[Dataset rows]
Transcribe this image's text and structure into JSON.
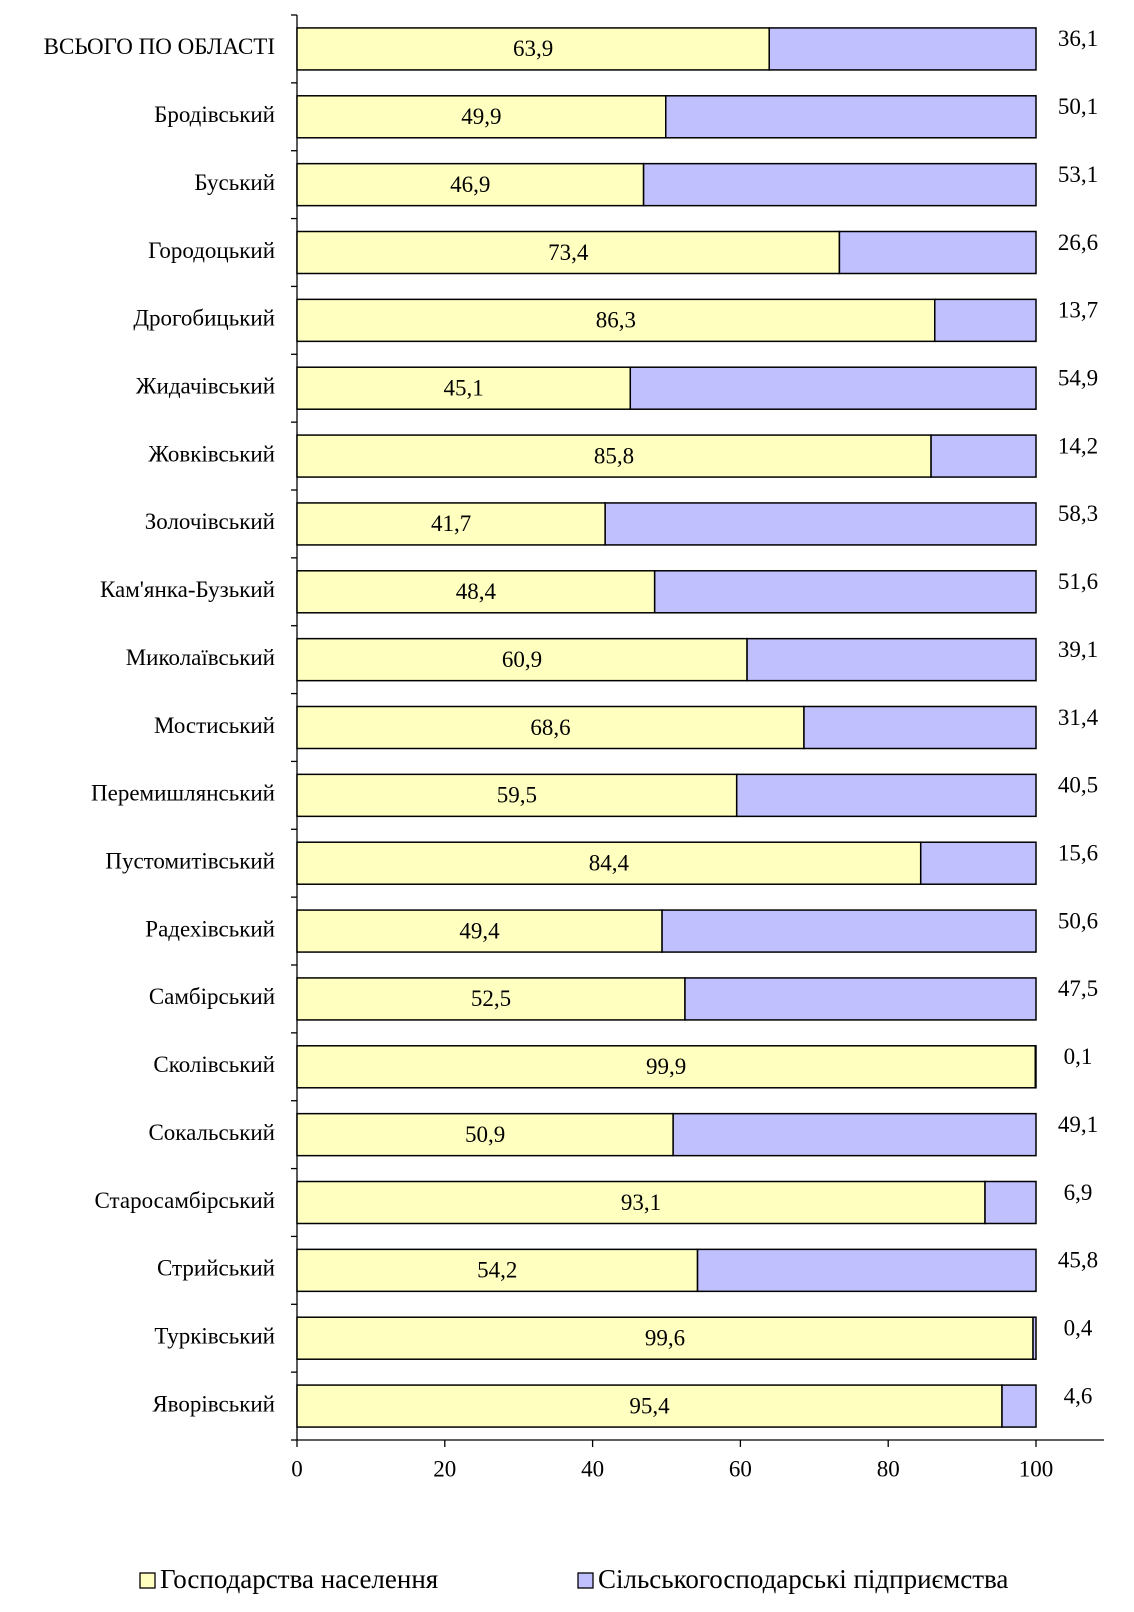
{
  "chart_data": {
    "type": "stacked_barh",
    "categories": [
      "ВСЬОГО ПО ОБЛАСТІ",
      "Бродівський",
      "Буський",
      "Городоцький",
      "Дрогобицький",
      "Жидачівський",
      "Жовківський",
      "Золочівський",
      "Кам'янка-Бузький",
      "Миколаївський",
      "Мостиський",
      "Перемишлянський",
      "Пустомитівський",
      "Радехівський",
      "Самбірський",
      "Сколівський",
      "Сокальський",
      "Старосамбірський",
      "Стрийський",
      "Турківський",
      "Яворівський"
    ],
    "series": [
      {
        "name": "Господарства населення",
        "color": "#ffffc0",
        "values": [
          63.9,
          49.9,
          46.9,
          73.4,
          86.3,
          45.1,
          85.8,
          41.7,
          48.4,
          60.9,
          68.6,
          59.5,
          84.4,
          49.4,
          52.5,
          99.9,
          50.9,
          93.1,
          54.2,
          99.6,
          95.4
        ],
        "value_labels": [
          "63,9",
          "49,9",
          "46,9",
          "73,4",
          "86,3",
          "45,1",
          "85,8",
          "41,7",
          "48,4",
          "60,9",
          "68,6",
          "59,5",
          "84,4",
          "49,4",
          "52,5",
          "99,9",
          "50,9",
          "93,1",
          "54,2",
          "99,6",
          "95,4"
        ]
      },
      {
        "name": "Сільськогосподарські підприємства",
        "color": "#c0c0ff",
        "values": [
          36.1,
          50.1,
          53.1,
          26.6,
          13.7,
          54.9,
          14.2,
          58.3,
          51.6,
          39.1,
          31.4,
          40.5,
          15.6,
          50.6,
          47.5,
          0.1,
          49.1,
          6.9,
          45.8,
          0.4,
          4.6
        ],
        "value_labels": [
          "36,1",
          "50,1",
          "53,1",
          "26,6",
          "13,7",
          "54,9",
          "14,2",
          "58,3",
          "51,6",
          "39,1",
          "31,4",
          "40,5",
          "15,6",
          "50,6",
          "47,5",
          "0,1",
          "49,1",
          "6,9",
          "45,8",
          "0,4",
          "4,6"
        ]
      }
    ],
    "xlim": [
      0,
      100
    ],
    "xticks": [
      0,
      20,
      40,
      60,
      80,
      100
    ],
    "legend": "bottom"
  }
}
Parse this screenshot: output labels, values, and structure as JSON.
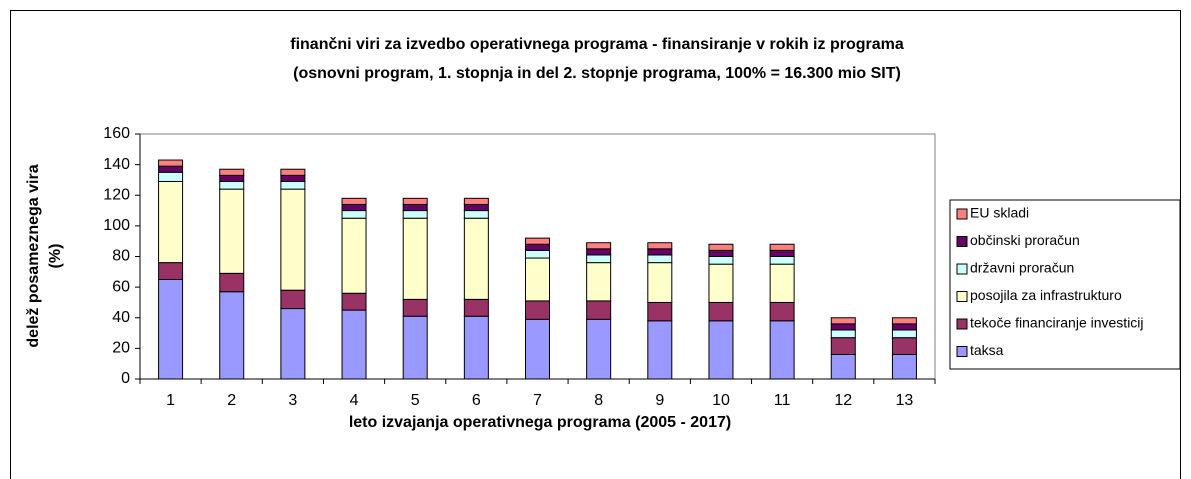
{
  "chart_data": {
    "type": "stacked_bar",
    "title": [
      "finančni viri za izvedbo operativnega programa - finansiranje v rokih iz programa",
      "(osnovni program, 1. stopnja in del 2. stopnje programa, 100% = 16.300 mio SIT)"
    ],
    "x_label": "leto izvajanja operativnega programa (2005 - 2017)",
    "y_label": [
      "delež posameznega vira",
      "(%)"
    ],
    "categories": [
      "1",
      "2",
      "3",
      "4",
      "5",
      "6",
      "7",
      "8",
      "9",
      "10",
      "11",
      "12",
      "13"
    ],
    "series": [
      {
        "name": "taksa",
        "color": "#9999ff",
        "values": [
          65,
          57,
          46,
          45,
          41,
          41,
          39,
          39,
          38,
          38,
          38,
          16,
          16
        ]
      },
      {
        "name": "tekoče financiranje investicij",
        "color": "#993366",
        "values": [
          11,
          12,
          12,
          11,
          11,
          11,
          12,
          12,
          12,
          12,
          12,
          11,
          11
        ]
      },
      {
        "name": "posojila za infrastrukturo",
        "color": "#ffffcc",
        "values": [
          53,
          55,
          66,
          49,
          53,
          53,
          28,
          25,
          26,
          25,
          25,
          0,
          0
        ]
      },
      {
        "name": "državni proračun",
        "color": "#ccffff",
        "values": [
          6,
          5,
          5,
          5,
          5,
          5,
          5,
          5,
          5,
          5,
          5,
          5,
          5
        ]
      },
      {
        "name": "občinski proračun",
        "color": "#660066",
        "values": [
          4,
          4,
          4,
          4,
          4,
          4,
          4,
          4,
          4,
          4,
          4,
          4,
          4
        ]
      },
      {
        "name": "EU skladi",
        "color": "#ff8080",
        "values": [
          4,
          4,
          4,
          4,
          4,
          4,
          4,
          4,
          4,
          4,
          4,
          4,
          4
        ]
      }
    ],
    "ylim": [
      0,
      160
    ],
    "yticks": [
      0,
      20,
      40,
      60,
      80,
      100,
      120,
      140,
      160
    ],
    "grid": false,
    "legend": "right"
  }
}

▸ **Objective**
Set the data above down again exactly as given, with no pictures.

▸ **Solution for this problem**
Transcribe this image's text and structure into JSON.
{
  "chart_data": {
    "type": "stacked_barh",
    "categories": [
      "ВСЬОГО ПО ОБЛАСТІ",
      "Бродівський",
      "Буський",
      "Городоцький",
      "Дрогобицький",
      "Жидачівський",
      "Жовківський",
      "Золочівський",
      "Кам'янка-Бузький",
      "Миколаївський",
      "Мостиський",
      "Перемишлянський",
      "Пустомитівський",
      "Радехівський",
      "Самбірський",
      "Сколівський",
      "Сокальський",
      "Старосамбірський",
      "Стрийський",
      "Турківський",
      "Яворівський"
    ],
    "series": [
      {
        "name": "Господарства населення",
        "color": "#ffffc0",
        "values": [
          63.9,
          49.9,
          46.9,
          73.4,
          86.3,
          45.1,
          85.8,
          41.7,
          48.4,
          60.9,
          68.6,
          59.5,
          84.4,
          49.4,
          52.5,
          99.9,
          50.9,
          93.1,
          54.2,
          99.6,
          95.4
        ],
        "value_labels": [
          "63,9",
          "49,9",
          "46,9",
          "73,4",
          "86,3",
          "45,1",
          "85,8",
          "41,7",
          "48,4",
          "60,9",
          "68,6",
          "59,5",
          "84,4",
          "49,4",
          "52,5",
          "99,9",
          "50,9",
          "93,1",
          "54,2",
          "99,6",
          "95,4"
        ]
      },
      {
        "name": "Сільськогосподарські підприємства",
        "color": "#c0c0ff",
        "values": [
          36.1,
          50.1,
          53.1,
          26.6,
          13.7,
          54.9,
          14.2,
          58.3,
          51.6,
          39.1,
          31.4,
          40.5,
          15.6,
          50.6,
          47.5,
          0.1,
          49.1,
          6.9,
          45.8,
          0.4,
          4.6
        ],
        "value_labels": [
          "36,1",
          "50,1",
          "53,1",
          "26,6",
          "13,7",
          "54,9",
          "14,2",
          "58,3",
          "51,6",
          "39,1",
          "31,4",
          "40,5",
          "15,6",
          "50,6",
          "47,5",
          "0,1",
          "49,1",
          "6,9",
          "45,8",
          "0,4",
          "4,6"
        ]
      }
    ],
    "xlim": [
      0,
      100
    ],
    "xticks": [
      0,
      20,
      40,
      60,
      80,
      100
    ],
    "legend": "bottom"
  }
}
Parse this screenshot: output labels, values, and structure as JSON.
{
  "chart_data": {
    "type": "stacked_bar",
    "title": [
      "finančni viri za izvedbo operativnega programa - finansiranje v rokih iz programa",
      "(osnovni program, 1. stopnja in del 2. stopnje programa, 100% = 16.300 mio SIT)"
    ],
    "x_label": "leto izvajanja operativnega programa (2005 - 2017)",
    "y_label": [
      "delež posameznega vira",
      "(%)"
    ],
    "categories": [
      "1",
      "2",
      "3",
      "4",
      "5",
      "6",
      "7",
      "8",
      "9",
      "10",
      "11",
      "12",
      "13"
    ],
    "series": [
      {
        "name": "taksa",
        "color": "#9999ff",
        "values": [
          65,
          57,
          46,
          45,
          41,
          41,
          39,
          39,
          38,
          38,
          38,
          16,
          16
        ]
      },
      {
        "name": "tekoče financiranje investicij",
        "color": "#993366",
        "values": [
          11,
          12,
          12,
          11,
          11,
          11,
          12,
          12,
          12,
          12,
          12,
          11,
          11
        ]
      },
      {
        "name": "posojila za infrastrukturo",
        "color": "#ffffcc",
        "values": [
          53,
          55,
          66,
          49,
          53,
          53,
          28,
          25,
          26,
          25,
          25,
          0,
          0
        ]
      },
      {
        "name": "državni proračun",
        "color": "#ccffff",
        "values": [
          6,
          5,
          5,
          5,
          5,
          5,
          5,
          5,
          5,
          5,
          5,
          5,
          5
        ]
      },
      {
        "name": "občinski proračun",
        "color": "#660066",
        "values": [
          4,
          4,
          4,
          4,
          4,
          4,
          4,
          4,
          4,
          4,
          4,
          4,
          4
        ]
      },
      {
        "name": "EU skladi",
        "color": "#ff8080",
        "values": [
          4,
          4,
          4,
          4,
          4,
          4,
          4,
          4,
          4,
          4,
          4,
          4,
          4
        ]
      }
    ],
    "ylim": [
      0,
      160
    ],
    "yticks": [
      0,
      20,
      40,
      60,
      80,
      100,
      120,
      140,
      160
    ],
    "grid": false,
    "legend": "right"
  }
}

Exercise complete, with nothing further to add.